→ **Written problem**:
Gather every line that includes the word "Parallel", please.

[Records about charts and figures]
· · · · ·

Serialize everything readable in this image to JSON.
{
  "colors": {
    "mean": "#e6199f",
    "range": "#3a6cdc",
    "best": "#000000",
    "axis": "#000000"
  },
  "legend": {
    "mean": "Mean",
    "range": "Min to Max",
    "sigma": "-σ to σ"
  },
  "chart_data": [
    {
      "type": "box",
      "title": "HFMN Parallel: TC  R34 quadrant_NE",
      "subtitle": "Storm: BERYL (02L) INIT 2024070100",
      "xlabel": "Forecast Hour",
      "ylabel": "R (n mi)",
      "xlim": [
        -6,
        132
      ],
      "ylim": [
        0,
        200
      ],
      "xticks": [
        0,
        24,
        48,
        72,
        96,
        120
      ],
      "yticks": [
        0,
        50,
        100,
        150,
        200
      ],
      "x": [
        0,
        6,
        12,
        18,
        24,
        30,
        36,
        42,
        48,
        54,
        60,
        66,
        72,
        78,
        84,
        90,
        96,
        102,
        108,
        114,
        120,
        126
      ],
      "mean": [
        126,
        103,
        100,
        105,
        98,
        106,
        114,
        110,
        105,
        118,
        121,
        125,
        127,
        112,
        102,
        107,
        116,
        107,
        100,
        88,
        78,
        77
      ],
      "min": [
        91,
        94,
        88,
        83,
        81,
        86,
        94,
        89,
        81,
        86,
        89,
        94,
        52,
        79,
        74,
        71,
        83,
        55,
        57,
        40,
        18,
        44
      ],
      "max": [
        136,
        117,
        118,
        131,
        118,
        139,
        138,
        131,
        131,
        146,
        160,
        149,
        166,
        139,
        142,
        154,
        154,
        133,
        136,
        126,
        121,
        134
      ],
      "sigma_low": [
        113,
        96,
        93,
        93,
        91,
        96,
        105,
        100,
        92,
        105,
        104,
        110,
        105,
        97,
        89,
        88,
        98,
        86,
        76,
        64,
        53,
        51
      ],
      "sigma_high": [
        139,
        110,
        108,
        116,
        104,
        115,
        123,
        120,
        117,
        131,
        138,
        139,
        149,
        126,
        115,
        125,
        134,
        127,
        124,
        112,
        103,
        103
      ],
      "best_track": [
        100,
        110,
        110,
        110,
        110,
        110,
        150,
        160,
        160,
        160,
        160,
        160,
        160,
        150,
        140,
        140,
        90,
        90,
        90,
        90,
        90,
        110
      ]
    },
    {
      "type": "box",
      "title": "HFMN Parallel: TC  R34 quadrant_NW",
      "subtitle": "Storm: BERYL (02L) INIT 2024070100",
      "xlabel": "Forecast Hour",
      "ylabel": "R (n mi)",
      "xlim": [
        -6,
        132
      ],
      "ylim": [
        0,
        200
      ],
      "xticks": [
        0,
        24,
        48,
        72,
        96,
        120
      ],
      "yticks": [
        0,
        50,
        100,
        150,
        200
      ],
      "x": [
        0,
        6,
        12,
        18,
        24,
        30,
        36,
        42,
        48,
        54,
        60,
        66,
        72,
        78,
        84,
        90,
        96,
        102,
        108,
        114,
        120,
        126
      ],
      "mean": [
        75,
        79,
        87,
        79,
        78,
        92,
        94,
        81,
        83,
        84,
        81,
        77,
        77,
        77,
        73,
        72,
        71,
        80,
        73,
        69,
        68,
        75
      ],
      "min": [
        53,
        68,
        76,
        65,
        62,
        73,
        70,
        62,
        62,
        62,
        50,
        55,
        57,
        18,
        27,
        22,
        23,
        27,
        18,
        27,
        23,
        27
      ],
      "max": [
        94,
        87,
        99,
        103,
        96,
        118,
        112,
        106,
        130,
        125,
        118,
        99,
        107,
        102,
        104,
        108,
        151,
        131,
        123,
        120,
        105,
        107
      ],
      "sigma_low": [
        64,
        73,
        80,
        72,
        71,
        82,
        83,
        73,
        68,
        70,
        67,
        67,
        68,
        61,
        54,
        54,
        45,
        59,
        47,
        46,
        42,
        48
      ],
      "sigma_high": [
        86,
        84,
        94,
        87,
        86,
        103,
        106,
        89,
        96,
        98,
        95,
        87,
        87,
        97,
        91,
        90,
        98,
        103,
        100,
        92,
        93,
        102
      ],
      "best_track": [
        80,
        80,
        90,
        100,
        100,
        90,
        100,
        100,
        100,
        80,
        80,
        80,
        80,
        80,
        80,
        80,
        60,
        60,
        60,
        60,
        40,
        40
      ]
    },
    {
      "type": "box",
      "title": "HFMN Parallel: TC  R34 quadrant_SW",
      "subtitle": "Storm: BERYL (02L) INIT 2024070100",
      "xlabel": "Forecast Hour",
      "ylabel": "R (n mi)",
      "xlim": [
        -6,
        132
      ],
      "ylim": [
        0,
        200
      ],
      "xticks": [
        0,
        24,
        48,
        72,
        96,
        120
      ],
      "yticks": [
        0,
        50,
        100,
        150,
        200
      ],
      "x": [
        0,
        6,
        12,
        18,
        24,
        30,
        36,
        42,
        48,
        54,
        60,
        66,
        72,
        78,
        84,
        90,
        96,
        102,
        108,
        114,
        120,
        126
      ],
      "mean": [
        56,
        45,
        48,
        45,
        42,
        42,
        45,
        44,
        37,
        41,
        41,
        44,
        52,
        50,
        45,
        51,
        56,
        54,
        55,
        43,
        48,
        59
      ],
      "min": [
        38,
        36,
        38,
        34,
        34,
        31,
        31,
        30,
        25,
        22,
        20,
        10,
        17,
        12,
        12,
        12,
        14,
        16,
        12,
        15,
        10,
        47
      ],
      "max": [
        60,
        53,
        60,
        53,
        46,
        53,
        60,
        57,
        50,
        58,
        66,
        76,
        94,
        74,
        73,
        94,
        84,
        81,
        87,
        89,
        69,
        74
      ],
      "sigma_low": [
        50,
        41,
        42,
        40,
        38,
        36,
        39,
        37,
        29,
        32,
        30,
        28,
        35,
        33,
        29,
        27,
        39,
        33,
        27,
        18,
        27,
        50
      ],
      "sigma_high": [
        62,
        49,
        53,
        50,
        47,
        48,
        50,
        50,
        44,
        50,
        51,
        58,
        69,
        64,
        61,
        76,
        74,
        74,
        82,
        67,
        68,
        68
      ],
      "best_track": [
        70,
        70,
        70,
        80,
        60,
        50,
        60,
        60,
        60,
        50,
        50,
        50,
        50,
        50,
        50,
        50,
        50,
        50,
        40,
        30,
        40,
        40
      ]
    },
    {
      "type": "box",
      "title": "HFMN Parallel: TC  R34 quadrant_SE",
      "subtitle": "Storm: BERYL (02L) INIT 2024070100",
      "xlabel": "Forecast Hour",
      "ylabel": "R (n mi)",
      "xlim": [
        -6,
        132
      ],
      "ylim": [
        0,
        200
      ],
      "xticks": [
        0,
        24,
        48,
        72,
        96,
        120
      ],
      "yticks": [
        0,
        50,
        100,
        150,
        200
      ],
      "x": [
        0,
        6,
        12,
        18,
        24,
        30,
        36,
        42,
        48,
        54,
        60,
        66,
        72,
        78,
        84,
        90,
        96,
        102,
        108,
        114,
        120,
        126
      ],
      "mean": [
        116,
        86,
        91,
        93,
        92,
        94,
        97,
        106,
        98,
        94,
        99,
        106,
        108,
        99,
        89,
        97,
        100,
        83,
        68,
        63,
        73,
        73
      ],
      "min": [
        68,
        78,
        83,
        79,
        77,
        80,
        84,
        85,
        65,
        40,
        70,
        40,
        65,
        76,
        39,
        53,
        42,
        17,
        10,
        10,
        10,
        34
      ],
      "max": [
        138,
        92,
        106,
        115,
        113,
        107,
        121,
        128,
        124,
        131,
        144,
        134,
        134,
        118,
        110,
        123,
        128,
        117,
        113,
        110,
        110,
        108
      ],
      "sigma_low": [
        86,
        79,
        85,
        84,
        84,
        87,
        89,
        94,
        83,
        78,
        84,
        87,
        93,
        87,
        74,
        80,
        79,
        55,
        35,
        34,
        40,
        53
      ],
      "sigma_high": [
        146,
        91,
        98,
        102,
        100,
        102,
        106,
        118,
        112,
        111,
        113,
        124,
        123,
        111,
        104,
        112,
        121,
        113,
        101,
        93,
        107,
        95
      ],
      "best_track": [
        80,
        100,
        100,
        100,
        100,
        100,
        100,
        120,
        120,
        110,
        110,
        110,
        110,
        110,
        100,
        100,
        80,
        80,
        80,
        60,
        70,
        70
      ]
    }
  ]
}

· · · · ·

→ **Task output**:
      "title": "HFMN Parallel: TC  R34 quadrant_NE",
      "title": "HFMN Parallel: TC  R34 quadrant_NW",
      "title": "HFMN Parallel: TC  R34 quadrant_SW",
      "title": "HFMN Parallel: TC  R34 quadrant_SE",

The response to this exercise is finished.